[Dataset items]
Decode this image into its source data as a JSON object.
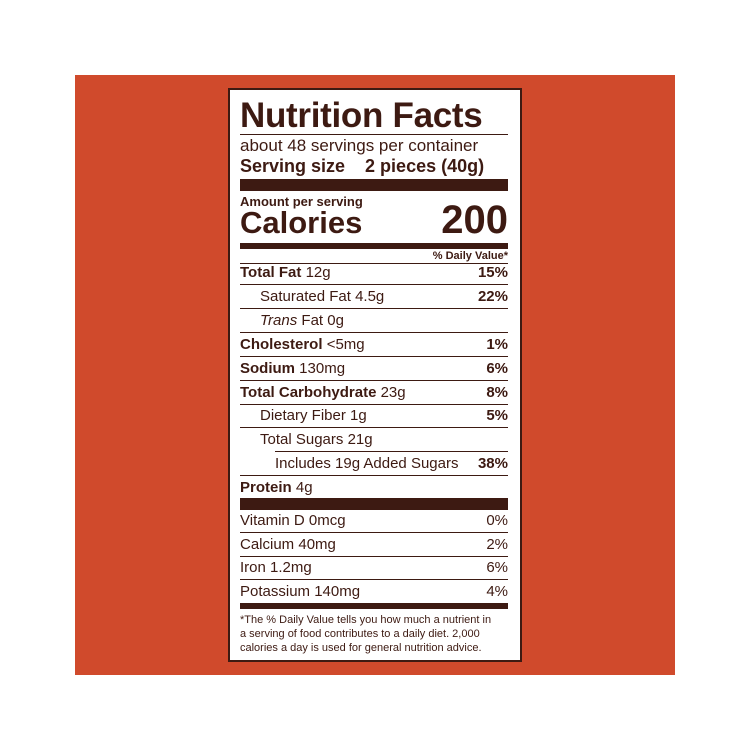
{
  "label": {
    "title": "Nutrition Facts",
    "servings": "about 48 servings per container",
    "serving_size": {
      "label": "Serving size",
      "value": "2 pieces (40g)"
    },
    "amount_per_serving": "Amount per serving",
    "calories": {
      "label": "Calories",
      "value": "200"
    },
    "daily_value_header": "% Daily Value*",
    "nutrients": [
      {
        "label": "Total Fat",
        "amount": "12g",
        "dv": "15%"
      },
      {
        "label": "Saturated Fat",
        "amount": "4.5g",
        "dv": "22%"
      },
      {
        "label_italic": "Trans",
        "label": "Fat",
        "amount": "0g"
      },
      {
        "label": "Cholesterol",
        "amount": "<5mg",
        "dv": "1%"
      },
      {
        "label": "Sodium",
        "amount": "130mg",
        "dv": "6%"
      },
      {
        "label": "Total Carbohydrate",
        "amount": "23g",
        "dv": "8%"
      },
      {
        "label": "Dietary Fiber",
        "amount": "1g",
        "dv": "5%"
      },
      {
        "label": "Total Sugars",
        "amount": "21g"
      },
      {
        "label": "Includes 19g Added Sugars",
        "dv": "38%"
      },
      {
        "label": "Protein",
        "amount": "4g"
      }
    ],
    "vitamins": [
      {
        "label": "Vitamin D",
        "amount": "0mcg",
        "dv": "0%"
      },
      {
        "label": "Calcium",
        "amount": "40mg",
        "dv": "2%"
      },
      {
        "label": "Iron",
        "amount": "1.2mg",
        "dv": "6%"
      },
      {
        "label": "Potassium",
        "amount": "140mg",
        "dv": "4%"
      }
    ],
    "footnote": [
      "*The % Daily Value tells you how much a nutrient in",
      "a serving of food contributes to a daily diet. 2,000",
      "calories a day is used for general nutrition advice."
    ]
  }
}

--- Task goal ---
Restate every record exactly, please; do not copy the pictures.

--- Answer section ---
Decode this image into its source data as a JSON object.
{
  "label": {
    "title": "Nutrition Facts",
    "servings": "about 48 servings per container",
    "serving_size": {
      "label": "Serving size",
      "value": "2 pieces (40g)"
    },
    "amount_per_serving": "Amount per serving",
    "calories": {
      "label": "Calories",
      "value": "200"
    },
    "daily_value_header": "% Daily Value*",
    "nutrients": [
      {
        "label": "Total Fat",
        "amount": "12g",
        "dv": "15%"
      },
      {
        "label": "Saturated Fat",
        "amount": "4.5g",
        "dv": "22%"
      },
      {
        "label_italic": "Trans",
        "label": "Fat",
        "amount": "0g"
      },
      {
        "label": "Cholesterol",
        "amount": "<5mg",
        "dv": "1%"
      },
      {
        "label": "Sodium",
        "amount": "130mg",
        "dv": "6%"
      },
      {
        "label": "Total Carbohydrate",
        "amount": "23g",
        "dv": "8%"
      },
      {
        "label": "Dietary Fiber",
        "amount": "1g",
        "dv": "5%"
      },
      {
        "label": "Total Sugars",
        "amount": "21g"
      },
      {
        "label": "Includes 19g Added Sugars",
        "dv": "38%"
      },
      {
        "label": "Protein",
        "amount": "4g"
      }
    ],
    "vitamins": [
      {
        "label": "Vitamin D",
        "amount": "0mcg",
        "dv": "0%"
      },
      {
        "label": "Calcium",
        "amount": "40mg",
        "dv": "2%"
      },
      {
        "label": "Iron",
        "amount": "1.2mg",
        "dv": "6%"
      },
      {
        "label": "Potassium",
        "amount": "140mg",
        "dv": "4%"
      }
    ],
    "footnote": [
      "*The % Daily Value tells you how much a nutrient in",
      "a serving of food contributes to a daily diet. 2,000",
      "calories a day is used for general nutrition advice."
    ]
  }
}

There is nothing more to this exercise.